*Task statement*:
Restate the records below word for word, and omit the images they hold.

*Dataset entries*:
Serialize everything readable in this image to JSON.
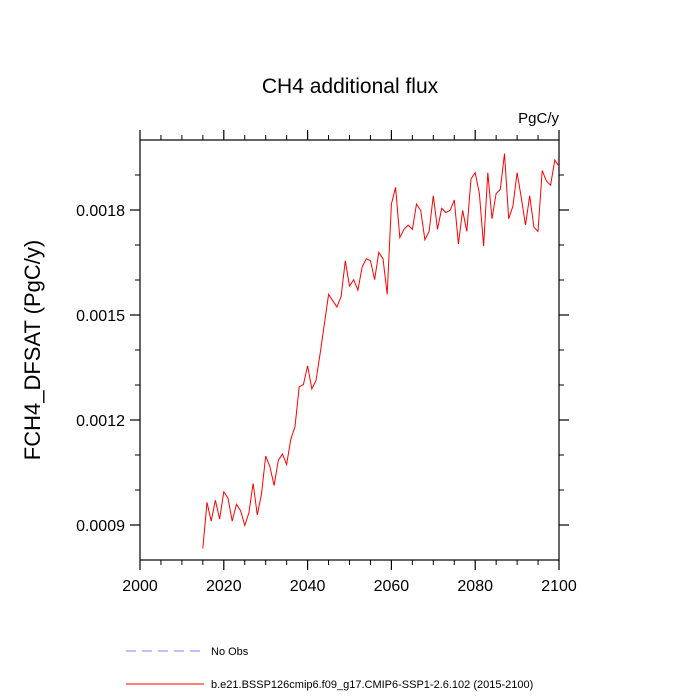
{
  "chart_data": {
    "type": "line",
    "title": "CH4 additional flux",
    "units_label": "PgC/y",
    "xlabel": "",
    "ylabel": "FCH4_DFSAT  (PgC/y)",
    "xlim": [
      2000,
      2100
    ],
    "ylim": [
      0.0008,
      0.002
    ],
    "x_ticks": [
      2000,
      2020,
      2040,
      2060,
      2080,
      2100
    ],
    "x_tick_labels": [
      "2000",
      "2020",
      "2040",
      "2060",
      "2080",
      "2100"
    ],
    "y_ticks": [
      0.0009,
      0.0012,
      0.0015,
      0.0018
    ],
    "y_tick_labels": [
      "0.0009",
      "0.0012",
      "0.0015",
      "0.0018"
    ],
    "grid": false,
    "legend_position": "bottom",
    "series": [
      {
        "name": "No Obs",
        "style": "dashed",
        "color": "#8080ff",
        "x": [],
        "values": []
      },
      {
        "name": "b.e21.BSSP126cmip6.f09_g17.CMIP6-SSP1-2.6.102 (2015-2100)",
        "style": "solid",
        "color": "#ff0000",
        "x": [
          2015,
          2016,
          2017,
          2018,
          2019,
          2020,
          2021,
          2022,
          2023,
          2024,
          2025,
          2026,
          2027,
          2028,
          2029,
          2030,
          2031,
          2032,
          2033,
          2034,
          2035,
          2036,
          2037,
          2038,
          2039,
          2040,
          2041,
          2042,
          2043,
          2044,
          2045,
          2046,
          2047,
          2048,
          2049,
          2050,
          2051,
          2052,
          2053,
          2054,
          2055,
          2056,
          2057,
          2058,
          2059,
          2060,
          2061,
          2062,
          2063,
          2064,
          2065,
          2066,
          2067,
          2068,
          2069,
          2070,
          2071,
          2072,
          2073,
          2074,
          2075,
          2076,
          2077,
          2078,
          2079,
          2080,
          2081,
          2082,
          2083,
          2084,
          2085,
          2086,
          2087,
          2088,
          2089,
          2090,
          2091,
          2092,
          2093,
          2094,
          2095,
          2096,
          2097,
          2098,
          2099,
          2100
        ],
        "values": [
          0.000833,
          0.000965,
          0.000911,
          0.000971,
          0.000917,
          0.000995,
          0.000977,
          0.000911,
          0.000959,
          0.000941,
          0.000899,
          0.000935,
          0.001019,
          0.000929,
          0.000989,
          0.001097,
          0.001067,
          0.001013,
          0.001085,
          0.001103,
          0.001073,
          0.001145,
          0.001181,
          0.001295,
          0.001301,
          0.001355,
          0.001289,
          0.001313,
          0.001391,
          0.001475,
          0.001559,
          0.001541,
          0.001523,
          0.001553,
          0.001655,
          0.001583,
          0.001601,
          0.001571,
          0.001637,
          0.001661,
          0.001655,
          0.001601,
          0.001679,
          0.001661,
          0.001559,
          0.001817,
          0.001865,
          0.001721,
          0.001745,
          0.001757,
          0.001745,
          0.001817,
          0.001799,
          0.001715,
          0.001739,
          0.001841,
          0.001745,
          0.001805,
          0.001793,
          0.001799,
          0.001829,
          0.001703,
          0.001799,
          0.001739,
          0.001889,
          0.001907,
          0.001847,
          0.001697,
          0.001907,
          0.001775,
          0.001847,
          0.001859,
          0.001961,
          0.001775,
          0.001811,
          0.001907,
          0.001835,
          0.001757,
          0.001841,
          0.001751,
          0.001739,
          0.001913,
          0.001883,
          0.001871,
          0.001943,
          0.001925
        ]
      }
    ]
  }
}
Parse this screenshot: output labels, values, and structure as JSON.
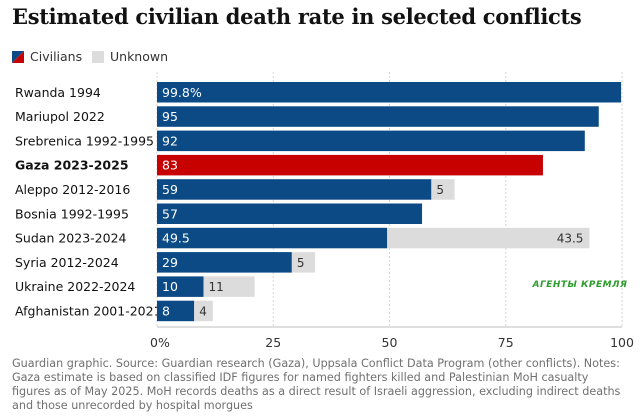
{
  "title": "Estimated civilian death rate in selected conflicts",
  "legend": [
    {
      "label": "Civilians",
      "color": "#0b4a84",
      "accent": "#c70000"
    },
    {
      "label": "Unknown",
      "color": "#dcdcdc"
    }
  ],
  "footnote": "Guardian graphic. Source: Guardian research (Gaza), Uppsala Conflict Data Program (other conflicts). Notes: Gaza estimate is based on classified IDF figures for named fighters killed and Palestinian MoH casualty figures as of May 2025. MoH records deaths as a direct result of Israeli aggression, excluding indirect deaths and those unrecorded by hospital morgues",
  "watermark": "АГЕНТЫ КРЕМЛЯ",
  "chart_data": {
    "type": "bar",
    "orientation": "horizontal",
    "stacked": true,
    "categories": [
      "Rwanda 1994",
      "Mariupol 2022",
      "Srebrenica 1992-1995",
      "Gaza 2023-2025",
      "Aleppo 2012-2016",
      "Bosnia 1992-1995",
      "Sudan 2023-2024",
      "Syria 2012-2024",
      "Ukraine 2022-2024",
      "Afghanistan 2001-2021"
    ],
    "highlight_category": "Gaza 2023-2025",
    "series": [
      {
        "name": "Civilians",
        "color": "#0b4a84",
        "highlight_color": "#c70000",
        "values": [
          99.8,
          95,
          92,
          83,
          59,
          57,
          49.5,
          29,
          10,
          8
        ],
        "labels": [
          "99.8%",
          "95",
          "92",
          "83",
          "59",
          "57",
          "49.5",
          "29",
          "10",
          "8"
        ]
      },
      {
        "name": "Unknown",
        "color": "#dcdcdc",
        "values": [
          null,
          null,
          null,
          null,
          5,
          null,
          43.5,
          5,
          11,
          4
        ],
        "labels": [
          "",
          "",
          "",
          "",
          "5",
          "",
          "43.5",
          "5",
          "11",
          "4"
        ]
      }
    ],
    "xlim": [
      0,
      100
    ],
    "xticks": [
      0,
      25,
      50,
      75,
      100
    ],
    "xticklabels": [
      "0%",
      "25",
      "50",
      "75",
      "100"
    ],
    "grid": "vertical",
    "legend_position": "top-left"
  }
}
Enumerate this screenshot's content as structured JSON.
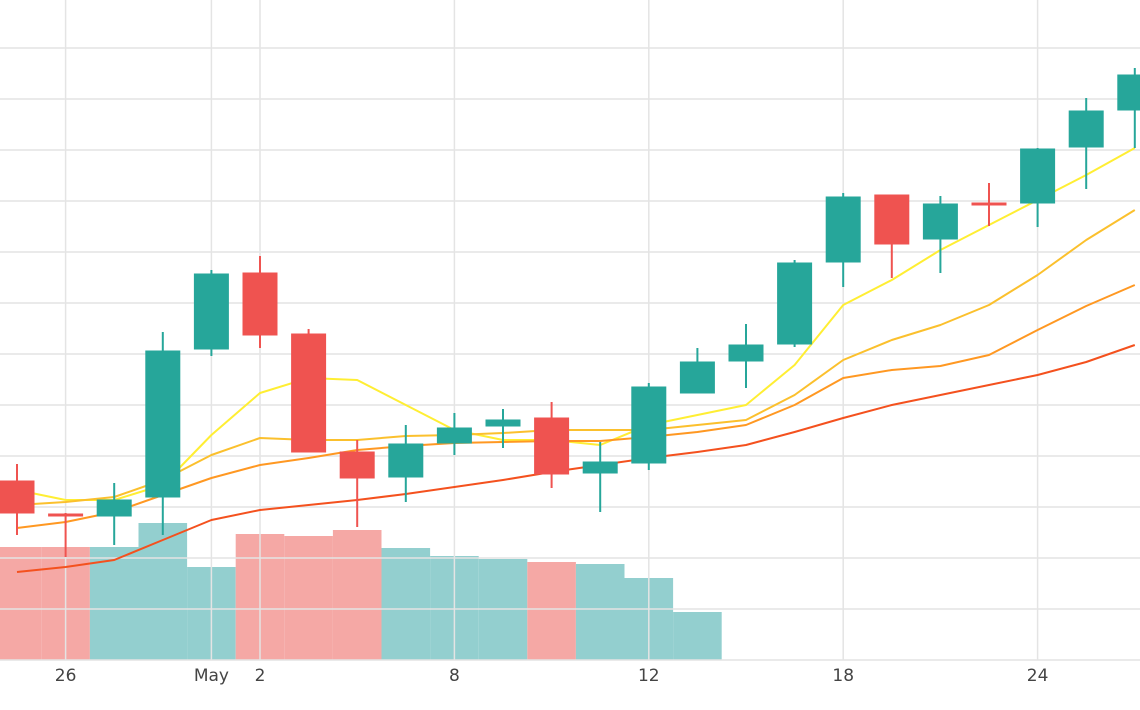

*Solved exercise*:
Serialize everything readable in this image to JSON.
{
  "chart_data": {
    "type": "line",
    "title": "CH4 additional flux",
    "units_label": "PgC/y",
    "xlabel": "",
    "ylabel": "FCH4_DFSAT  (PgC/y)",
    "xlim": [
      2000,
      2100
    ],
    "ylim": [
      0.0008,
      0.002
    ],
    "x_ticks": [
      2000,
      2020,
      2040,
      2060,
      2080,
      2100
    ],
    "x_tick_labels": [
      "2000",
      "2020",
      "2040",
      "2060",
      "2080",
      "2100"
    ],
    "y_ticks": [
      0.0009,
      0.0012,
      0.0015,
      0.0018
    ],
    "y_tick_labels": [
      "0.0009",
      "0.0012",
      "0.0015",
      "0.0018"
    ],
    "grid": false,
    "legend_position": "bottom",
    "series": [
      {
        "name": "No Obs",
        "style": "dashed",
        "color": "#8080ff",
        "x": [],
        "values": []
      },
      {
        "name": "b.e21.BSSP126cmip6.f09_g17.CMIP6-SSP1-2.6.102 (2015-2100)",
        "style": "solid",
        "color": "#ff0000",
        "x": [
          2015,
          2016,
          2017,
          2018,
          2019,
          2020,
          2021,
          2022,
          2023,
          2024,
          2025,
          2026,
          2027,
          2028,
          2029,
          2030,
          2031,
          2032,
          2033,
          2034,
          2035,
          2036,
          2037,
          2038,
          2039,
          2040,
          2041,
          2042,
          2043,
          2044,
          2045,
          2046,
          2047,
          2048,
          2049,
          2050,
          2051,
          2052,
          2053,
          2054,
          2055,
          2056,
          2057,
          2058,
          2059,
          2060,
          2061,
          2062,
          2063,
          2064,
          2065,
          2066,
          2067,
          2068,
          2069,
          2070,
          2071,
          2072,
          2073,
          2074,
          2075,
          2076,
          2077,
          2078,
          2079,
          2080,
          2081,
          2082,
          2083,
          2084,
          2085,
          2086,
          2087,
          2088,
          2089,
          2090,
          2091,
          2092,
          2093,
          2094,
          2095,
          2096,
          2097,
          2098,
          2099,
          2100
        ],
        "values": [
          0.000833,
          0.000965,
          0.000911,
          0.000971,
          0.000917,
          0.000995,
          0.000977,
          0.000911,
          0.000959,
          0.000941,
          0.000899,
          0.000935,
          0.001019,
          0.000929,
          0.000989,
          0.001097,
          0.001067,
          0.001013,
          0.001085,
          0.001103,
          0.001073,
          0.001145,
          0.001181,
          0.001295,
          0.001301,
          0.001355,
          0.001289,
          0.001313,
          0.001391,
          0.001475,
          0.001559,
          0.001541,
          0.001523,
          0.001553,
          0.001655,
          0.001583,
          0.001601,
          0.001571,
          0.001637,
          0.001661,
          0.001655,
          0.001601,
          0.001679,
          0.001661,
          0.001559,
          0.001817,
          0.001865,
          0.001721,
          0.001745,
          0.001757,
          0.001745,
          0.001817,
          0.001799,
          0.001715,
          0.001739,
          0.001841,
          0.001745,
          0.001805,
          0.001793,
          0.001799,
          0.001829,
          0.001703,
          0.001799,
          0.001739,
          0.001889,
          0.001907,
          0.001847,
          0.001697,
          0.001907,
          0.001775,
          0.001847,
          0.001859,
          0.001961,
          0.001775,
          0.001811,
          0.001907,
          0.001835,
          0.001757,
          0.001841,
          0.001751,
          0.001739,
          0.001913,
          0.001883,
          0.001871,
          0.001943,
          0.001925
        ]
      }
    ]
  }
}
Parse this screenshot: output labels, values, and structure as JSON.
{
  "title": "Estimated civilian death rate in selected conflicts",
  "legend": [
    {
      "label": "Civilians",
      "color": "#0b4a84",
      "accent": "#c70000"
    },
    {
      "label": "Unknown",
      "color": "#dcdcdc"
    }
  ],
  "footnote": "Guardian graphic. Source: Guardian research (Gaza), Uppsala Conflict Data Program (other conflicts). Notes: Gaza estimate is based on classified IDF figures for named fighters killed and Palestinian MoH casualty figures as of May 2025. MoH records deaths as a direct result of Israeli aggression, excluding indirect deaths and those unrecorded by hospital morgues",
  "watermark": "АГЕНТЫ КРЕМЛЯ",
  "chart_data": {
    "type": "bar",
    "orientation": "horizontal",
    "stacked": true,
    "categories": [
      "Rwanda 1994",
      "Mariupol 2022",
      "Srebrenica 1992-1995",
      "Gaza 2023-2025",
      "Aleppo 2012-2016",
      "Bosnia 1992-1995",
      "Sudan 2023-2024",
      "Syria 2012-2024",
      "Ukraine 2022-2024",
      "Afghanistan 2001-2021"
    ],
    "highlight_category": "Gaza 2023-2025",
    "series": [
      {
        "name": "Civilians",
        "color": "#0b4a84",
        "highlight_color": "#c70000",
        "values": [
          99.8,
          95,
          92,
          83,
          59,
          57,
          49.5,
          29,
          10,
          8
        ],
        "labels": [
          "99.8%",
          "95",
          "92",
          "83",
          "59",
          "57",
          "49.5",
          "29",
          "10",
          "8"
        ]
      },
      {
        "name": "Unknown",
        "color": "#dcdcdc",
        "values": [
          null,
          null,
          null,
          null,
          5,
          null,
          43.5,
          5,
          11,
          4
        ],
        "labels": [
          "",
          "",
          "",
          "",
          "5",
          "",
          "43.5",
          "5",
          "11",
          "4"
        ]
      }
    ],
    "xlim": [
      0,
      100
    ],
    "xticks": [
      0,
      25,
      50,
      75,
      100
    ],
    "xticklabels": [
      "0%",
      "25",
      "50",
      "75",
      "100"
    ],
    "grid": "vertical",
    "legend_position": "top-left"
  }
}
Enumerate this screenshot's content as structured JSON.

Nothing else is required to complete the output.